## WHAT YOU NEED TO DO
Reproduce the full listing below unchanged, apart from the pictures.

(Dataset entries)
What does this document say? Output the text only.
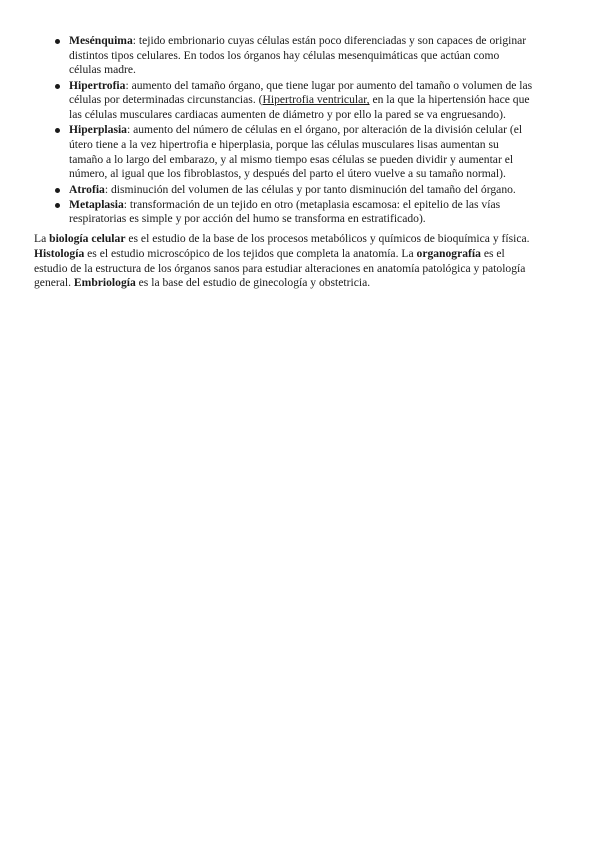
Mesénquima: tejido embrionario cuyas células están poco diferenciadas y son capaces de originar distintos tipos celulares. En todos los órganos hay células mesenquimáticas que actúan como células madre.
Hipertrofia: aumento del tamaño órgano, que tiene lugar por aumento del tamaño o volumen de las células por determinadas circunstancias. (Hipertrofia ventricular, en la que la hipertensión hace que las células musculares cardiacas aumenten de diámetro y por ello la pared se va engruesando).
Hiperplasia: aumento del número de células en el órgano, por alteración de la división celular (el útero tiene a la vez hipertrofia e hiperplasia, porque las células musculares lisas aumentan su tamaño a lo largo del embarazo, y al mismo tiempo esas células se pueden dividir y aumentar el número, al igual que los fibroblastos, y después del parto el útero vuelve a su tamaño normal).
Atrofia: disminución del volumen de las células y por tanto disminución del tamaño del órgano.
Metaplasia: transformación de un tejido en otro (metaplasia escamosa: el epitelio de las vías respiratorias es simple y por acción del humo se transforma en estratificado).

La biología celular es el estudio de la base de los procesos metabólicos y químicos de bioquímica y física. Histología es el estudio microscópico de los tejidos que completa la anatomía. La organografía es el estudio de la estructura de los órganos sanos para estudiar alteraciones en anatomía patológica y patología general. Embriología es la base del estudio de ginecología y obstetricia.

## THE OUTPUT
What does this document say? Output the text only.
Mesénquima: tejido embrionario cuyas células están poco diferenciadas y son capaces de originar distintos tipos celulares. En todos los órganos hay células mesenquimáticas que actúan como células madre.
Hipertrofia: aumento del tamaño órgano, que tiene lugar por aumento del tamaño o volumen de las células por determinadas circunstancias. (Hipertrofia ventricular, en la que la hipertensión hace que las células musculares cardiacas aumenten de diámetro y por ello la pared se va engruesando).
Hiperplasia: aumento del número de células en el órgano, por alteración de la división celular (el útero tiene a la vez hipertrofia e hiperplasia, porque las células musculares lisas aumentan su tamaño a lo largo del embarazo, y al mismo tiempo esas células se pueden dividir y aumentar el número, al igual que los fibroblastos, y después del parto el útero vuelve a su tamaño normal).
Atrofia: disminución del volumen de las células y por tanto disminución del tamaño del órgano.
Metaplasia: transformación de un tejido en otro (metaplasia escamosa: el epitelio de las vías respiratorias es simple y por acción del humo se transforma en estratificado).

La biología celular es el estudio de la base de los procesos metabólicos y químicos de bioquímica y física. Histología es el estudio microscópico de los tejidos que completa la anatomía. La organografía es el estudio de la estructura de los órganos sanos para estudiar alteraciones en anatomía patológica y patología general. Embriología es la base del estudio de ginecología y obstetricia.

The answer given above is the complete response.